◆ **RECORDS TO PROCESS**:
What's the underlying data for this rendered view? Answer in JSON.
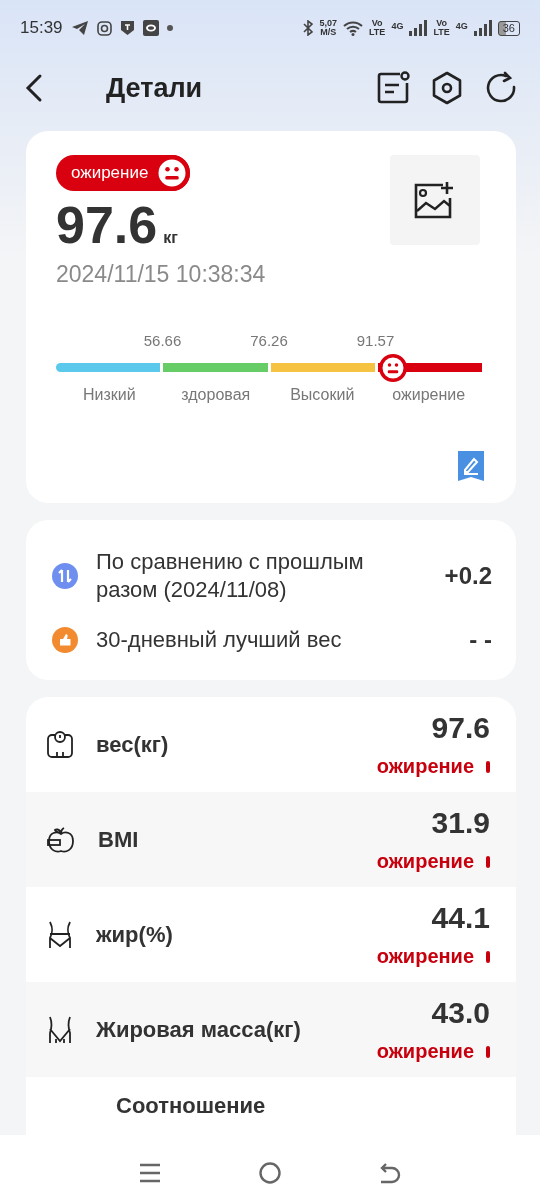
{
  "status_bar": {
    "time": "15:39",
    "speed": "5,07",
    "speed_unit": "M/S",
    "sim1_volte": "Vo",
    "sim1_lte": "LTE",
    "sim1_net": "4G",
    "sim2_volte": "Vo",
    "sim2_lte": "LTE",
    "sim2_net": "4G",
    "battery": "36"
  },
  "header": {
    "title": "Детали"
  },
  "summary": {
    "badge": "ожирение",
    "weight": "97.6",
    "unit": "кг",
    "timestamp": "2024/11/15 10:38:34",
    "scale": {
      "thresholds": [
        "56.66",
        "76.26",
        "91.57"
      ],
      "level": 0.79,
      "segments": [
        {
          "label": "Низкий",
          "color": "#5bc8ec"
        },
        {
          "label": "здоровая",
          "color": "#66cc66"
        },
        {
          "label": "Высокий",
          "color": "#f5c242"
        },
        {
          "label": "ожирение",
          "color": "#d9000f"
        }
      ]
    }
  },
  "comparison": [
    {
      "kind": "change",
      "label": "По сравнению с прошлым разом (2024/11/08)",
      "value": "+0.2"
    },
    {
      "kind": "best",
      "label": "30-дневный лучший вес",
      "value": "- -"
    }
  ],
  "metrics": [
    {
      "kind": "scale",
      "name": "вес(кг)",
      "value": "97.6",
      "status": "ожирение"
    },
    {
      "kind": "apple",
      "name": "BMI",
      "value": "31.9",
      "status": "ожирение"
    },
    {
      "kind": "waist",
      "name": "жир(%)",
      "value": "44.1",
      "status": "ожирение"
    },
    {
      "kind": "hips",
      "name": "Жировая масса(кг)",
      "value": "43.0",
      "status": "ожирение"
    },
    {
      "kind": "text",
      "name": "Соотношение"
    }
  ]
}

==

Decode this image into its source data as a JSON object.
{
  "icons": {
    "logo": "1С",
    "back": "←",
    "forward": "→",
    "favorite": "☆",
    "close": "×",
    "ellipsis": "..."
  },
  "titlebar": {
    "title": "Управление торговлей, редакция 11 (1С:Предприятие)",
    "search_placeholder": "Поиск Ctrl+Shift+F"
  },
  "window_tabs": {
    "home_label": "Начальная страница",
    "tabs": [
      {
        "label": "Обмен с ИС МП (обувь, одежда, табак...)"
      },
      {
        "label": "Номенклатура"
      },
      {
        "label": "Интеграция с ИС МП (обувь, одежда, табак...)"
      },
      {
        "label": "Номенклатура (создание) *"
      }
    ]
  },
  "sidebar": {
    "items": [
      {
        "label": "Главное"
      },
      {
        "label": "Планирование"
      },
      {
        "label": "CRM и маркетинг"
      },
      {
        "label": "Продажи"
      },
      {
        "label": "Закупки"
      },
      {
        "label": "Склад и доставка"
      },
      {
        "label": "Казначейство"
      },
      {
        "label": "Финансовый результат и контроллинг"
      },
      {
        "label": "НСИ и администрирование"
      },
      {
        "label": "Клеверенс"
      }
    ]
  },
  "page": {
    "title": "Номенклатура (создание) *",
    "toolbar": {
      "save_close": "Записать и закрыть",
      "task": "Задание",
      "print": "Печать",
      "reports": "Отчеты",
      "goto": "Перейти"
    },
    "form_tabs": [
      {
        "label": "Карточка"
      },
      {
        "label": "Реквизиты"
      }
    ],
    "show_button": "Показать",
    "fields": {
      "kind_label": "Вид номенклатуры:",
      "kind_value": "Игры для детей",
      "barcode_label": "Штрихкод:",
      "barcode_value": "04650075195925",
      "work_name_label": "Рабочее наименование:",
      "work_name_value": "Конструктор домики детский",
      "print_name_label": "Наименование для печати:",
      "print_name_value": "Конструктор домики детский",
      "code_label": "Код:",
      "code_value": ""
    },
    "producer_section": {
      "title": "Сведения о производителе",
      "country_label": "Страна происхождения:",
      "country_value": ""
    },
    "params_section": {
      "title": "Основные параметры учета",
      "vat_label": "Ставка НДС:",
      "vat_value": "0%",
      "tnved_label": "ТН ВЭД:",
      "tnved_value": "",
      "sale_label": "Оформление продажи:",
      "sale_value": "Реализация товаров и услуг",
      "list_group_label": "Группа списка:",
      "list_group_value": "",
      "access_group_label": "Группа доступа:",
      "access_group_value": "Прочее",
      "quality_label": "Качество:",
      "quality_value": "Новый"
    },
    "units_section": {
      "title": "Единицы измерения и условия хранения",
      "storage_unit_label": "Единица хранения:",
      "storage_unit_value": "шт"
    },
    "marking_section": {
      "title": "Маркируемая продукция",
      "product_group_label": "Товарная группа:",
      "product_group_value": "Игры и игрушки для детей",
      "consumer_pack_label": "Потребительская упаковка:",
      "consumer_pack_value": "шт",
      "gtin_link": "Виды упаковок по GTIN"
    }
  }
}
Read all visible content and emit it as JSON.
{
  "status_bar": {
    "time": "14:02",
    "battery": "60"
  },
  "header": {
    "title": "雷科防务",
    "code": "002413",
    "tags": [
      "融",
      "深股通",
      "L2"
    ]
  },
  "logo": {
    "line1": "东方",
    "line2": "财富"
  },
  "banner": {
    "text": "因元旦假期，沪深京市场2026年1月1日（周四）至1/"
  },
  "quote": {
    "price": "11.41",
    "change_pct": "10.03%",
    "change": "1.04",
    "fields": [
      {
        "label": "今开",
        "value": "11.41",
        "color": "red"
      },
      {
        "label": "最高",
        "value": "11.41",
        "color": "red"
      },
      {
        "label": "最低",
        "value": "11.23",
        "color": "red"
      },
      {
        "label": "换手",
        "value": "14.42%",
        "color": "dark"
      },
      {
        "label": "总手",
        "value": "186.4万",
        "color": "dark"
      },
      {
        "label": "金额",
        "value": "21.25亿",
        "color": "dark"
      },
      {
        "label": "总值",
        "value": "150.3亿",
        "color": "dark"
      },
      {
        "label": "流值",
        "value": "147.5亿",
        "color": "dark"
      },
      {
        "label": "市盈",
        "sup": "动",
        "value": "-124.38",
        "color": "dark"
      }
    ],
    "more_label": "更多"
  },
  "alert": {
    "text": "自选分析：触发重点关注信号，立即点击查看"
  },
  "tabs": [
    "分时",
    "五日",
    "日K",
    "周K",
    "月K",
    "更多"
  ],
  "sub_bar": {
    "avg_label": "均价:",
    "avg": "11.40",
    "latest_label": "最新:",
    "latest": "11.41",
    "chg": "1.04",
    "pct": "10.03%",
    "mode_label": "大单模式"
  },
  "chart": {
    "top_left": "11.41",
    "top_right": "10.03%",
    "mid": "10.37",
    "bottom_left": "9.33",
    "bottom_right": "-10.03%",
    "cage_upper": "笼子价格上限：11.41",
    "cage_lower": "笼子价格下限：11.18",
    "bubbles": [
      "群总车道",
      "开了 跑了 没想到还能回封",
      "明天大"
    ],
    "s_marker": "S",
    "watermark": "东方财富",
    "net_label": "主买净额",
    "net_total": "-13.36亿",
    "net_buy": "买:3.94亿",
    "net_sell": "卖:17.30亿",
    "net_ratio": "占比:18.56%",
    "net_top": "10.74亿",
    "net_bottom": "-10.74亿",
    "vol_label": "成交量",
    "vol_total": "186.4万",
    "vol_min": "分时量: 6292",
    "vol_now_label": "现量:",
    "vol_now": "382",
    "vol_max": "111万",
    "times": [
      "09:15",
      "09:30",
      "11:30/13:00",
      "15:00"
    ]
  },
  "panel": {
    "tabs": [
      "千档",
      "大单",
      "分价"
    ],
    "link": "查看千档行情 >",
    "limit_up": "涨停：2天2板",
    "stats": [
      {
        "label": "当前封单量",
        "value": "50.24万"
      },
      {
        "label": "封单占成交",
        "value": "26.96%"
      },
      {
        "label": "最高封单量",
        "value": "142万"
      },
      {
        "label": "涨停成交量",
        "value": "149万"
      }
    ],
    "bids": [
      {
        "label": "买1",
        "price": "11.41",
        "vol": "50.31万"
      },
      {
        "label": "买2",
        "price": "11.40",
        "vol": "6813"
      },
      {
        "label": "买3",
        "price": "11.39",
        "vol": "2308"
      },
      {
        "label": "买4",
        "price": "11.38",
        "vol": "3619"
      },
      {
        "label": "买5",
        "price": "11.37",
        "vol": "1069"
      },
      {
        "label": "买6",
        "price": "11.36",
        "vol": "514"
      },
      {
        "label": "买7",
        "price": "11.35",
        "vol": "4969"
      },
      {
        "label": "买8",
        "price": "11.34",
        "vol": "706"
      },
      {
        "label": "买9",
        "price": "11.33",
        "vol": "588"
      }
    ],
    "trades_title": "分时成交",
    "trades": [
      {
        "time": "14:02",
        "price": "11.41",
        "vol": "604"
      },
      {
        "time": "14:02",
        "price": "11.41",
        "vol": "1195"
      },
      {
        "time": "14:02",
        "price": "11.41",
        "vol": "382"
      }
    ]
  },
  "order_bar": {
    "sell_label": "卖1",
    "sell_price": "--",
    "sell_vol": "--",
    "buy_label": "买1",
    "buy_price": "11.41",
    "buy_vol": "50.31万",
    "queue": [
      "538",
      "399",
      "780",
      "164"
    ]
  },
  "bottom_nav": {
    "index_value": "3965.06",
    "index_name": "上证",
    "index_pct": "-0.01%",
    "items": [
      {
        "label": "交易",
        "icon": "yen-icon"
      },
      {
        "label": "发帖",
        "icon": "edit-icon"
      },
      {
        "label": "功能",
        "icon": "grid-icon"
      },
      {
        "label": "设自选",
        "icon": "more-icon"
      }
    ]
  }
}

==

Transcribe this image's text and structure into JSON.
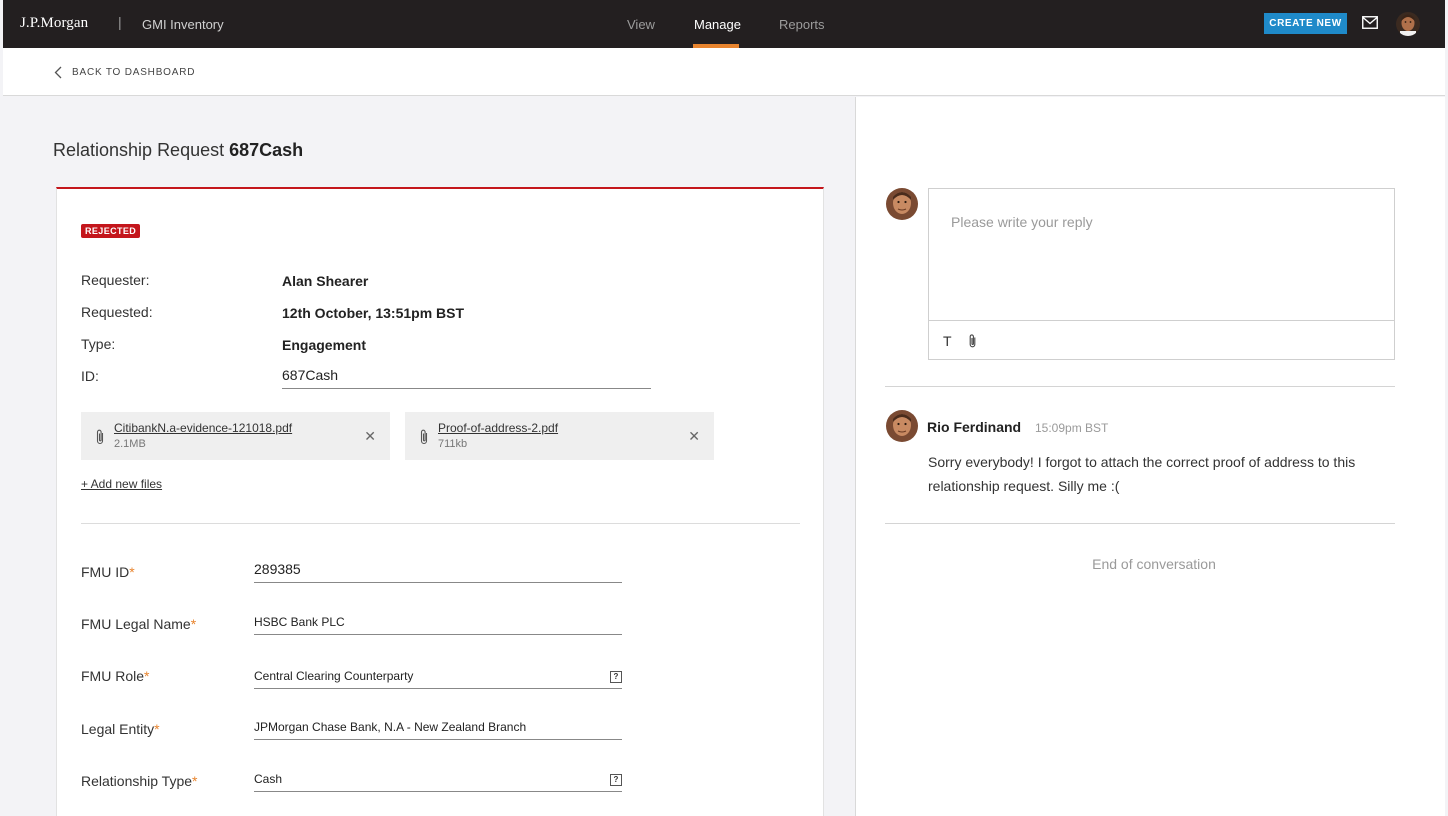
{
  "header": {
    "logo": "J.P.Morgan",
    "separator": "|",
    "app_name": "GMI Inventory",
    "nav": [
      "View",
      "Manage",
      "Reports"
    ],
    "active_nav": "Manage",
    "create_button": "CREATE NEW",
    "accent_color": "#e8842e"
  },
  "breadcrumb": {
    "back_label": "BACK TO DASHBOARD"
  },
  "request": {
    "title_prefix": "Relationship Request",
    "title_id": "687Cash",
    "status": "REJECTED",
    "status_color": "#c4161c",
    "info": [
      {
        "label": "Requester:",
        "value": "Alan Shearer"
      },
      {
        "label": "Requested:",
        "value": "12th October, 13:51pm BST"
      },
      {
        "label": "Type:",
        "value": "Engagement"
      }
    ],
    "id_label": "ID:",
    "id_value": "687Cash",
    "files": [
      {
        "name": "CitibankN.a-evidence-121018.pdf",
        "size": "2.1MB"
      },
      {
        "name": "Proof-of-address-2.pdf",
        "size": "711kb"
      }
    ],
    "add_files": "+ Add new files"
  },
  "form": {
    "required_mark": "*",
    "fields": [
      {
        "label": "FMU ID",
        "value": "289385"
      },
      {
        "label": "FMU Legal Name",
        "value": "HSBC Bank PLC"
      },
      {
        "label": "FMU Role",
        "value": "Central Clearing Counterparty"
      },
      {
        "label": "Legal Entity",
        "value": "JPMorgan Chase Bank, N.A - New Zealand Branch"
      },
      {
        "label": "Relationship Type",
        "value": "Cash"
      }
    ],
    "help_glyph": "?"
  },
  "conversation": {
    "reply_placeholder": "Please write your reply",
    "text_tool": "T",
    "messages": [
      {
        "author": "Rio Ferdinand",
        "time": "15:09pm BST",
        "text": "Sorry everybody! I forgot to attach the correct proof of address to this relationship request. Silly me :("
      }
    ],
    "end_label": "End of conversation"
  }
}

◆ **WHAT THE EXERCISE ASKS**: Show every line where the string "conversation" appears.

◆ **ANSWER TO THIS TASK**:
  "conversation": {
    "end_label": "End of conversation"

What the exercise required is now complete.